Items from a figure collection:
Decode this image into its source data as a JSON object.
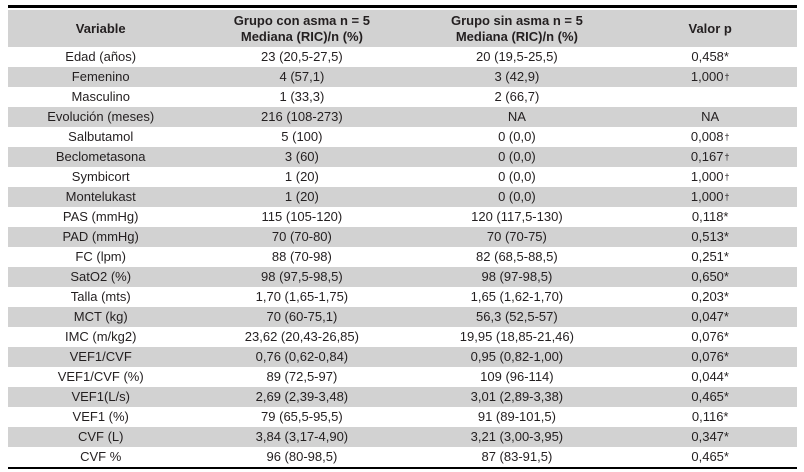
{
  "table": {
    "columns": [
      {
        "id": "variable",
        "line1": "Variable",
        "line2": ""
      },
      {
        "id": "grupo-con-asma",
        "line1": "Grupo con asma n = 5",
        "line2": "Mediana (RIC)/n (%)"
      },
      {
        "id": "grupo-sin-asma",
        "line1": "Grupo sin asma n = 5",
        "line2": "Mediana (RIC)/n (%)"
      },
      {
        "id": "valor-p",
        "line1": "Valor p",
        "line2": ""
      }
    ],
    "rows": [
      [
        "Edad (años)",
        "23 (20,5-27,5)",
        "20 (19,5-25,5)",
        "0,458*"
      ],
      [
        "Femenino",
        "4 (57,1)",
        "3 (42,9)",
        "1,000†"
      ],
      [
        "Masculino",
        "1 (33,3)",
        "2 (66,7)",
        ""
      ],
      [
        "Evolución (meses)",
        "216 (108-273)",
        "NA",
        "NA"
      ],
      [
        "Salbutamol",
        "5 (100)",
        "0 (0,0)",
        "0,008†"
      ],
      [
        "Beclometasona",
        "3 (60)",
        "0 (0,0)",
        "0,167†"
      ],
      [
        "Symbicort",
        "1 (20)",
        "0 (0,0)",
        "1,000†"
      ],
      [
        "Montelukast",
        "1 (20)",
        "0 (0,0)",
        "1,000†"
      ],
      [
        "PAS (mmHg)",
        "115 (105-120)",
        "120 (117,5-130)",
        "0,118*"
      ],
      [
        "PAD (mmHg)",
        "70 (70-80)",
        "70 (70-75)",
        "0,513*"
      ],
      [
        "FC (lpm)",
        "88 (70-98)",
        "82 (68,5-88,5)",
        "0,251*"
      ],
      [
        "SatO2 (%)",
        "98 (97,5-98,5)",
        "98 (97-98,5)",
        "0,650*"
      ],
      [
        "Talla (mts)",
        "1,70 (1,65-1,75)",
        "1,65 (1,62-1,70)",
        "0,203*"
      ],
      [
        "MCT (kg)",
        "70 (60-75,1)",
        "56,3 (52,5-57)",
        "0,047*"
      ],
      [
        "IMC (m/kg2)",
        "23,62 (20,43-26,85)",
        "19,95 (18,85-21,46)",
        "0,076*"
      ],
      [
        "VEF1/CVF",
        "0,76 (0,62-0,84)",
        "0,95 (0,82-1,00)",
        "0,076*"
      ],
      [
        "VEF1/CVF (%)",
        "89 (72,5-97)",
        "109 (96-114)",
        "0,044*"
      ],
      [
        "VEF1(L/s)",
        "2,69 (2,39-3,48)",
        "3,01 (2,89-3,38)",
        "0,465*"
      ],
      [
        "VEF1 (%)",
        "79 (65,5-95,5)",
        "91 (89-101,5)",
        "0,116*"
      ],
      [
        "CVF (L)",
        "3,84 (3,17-4,90)",
        "3,21 (3,00-3,95)",
        "0,347*"
      ],
      [
        "CVF %",
        "96 (80-98,5)",
        "87 (83-91,5)",
        "0,465*"
      ]
    ]
  },
  "colors": {
    "stripe": "#d2d2d2",
    "header_bg": "#d2d2d2",
    "text": "#231f20",
    "rule": "#000000"
  }
}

*Your instructions*. Using the material above, gather every line that includes "asma".

*Complete response*.
        "id": "grupo-con-asma",
        "line1": "Grupo con asma n = 5",
        "id": "grupo-sin-asma",
        "line1": "Grupo sin asma n = 5",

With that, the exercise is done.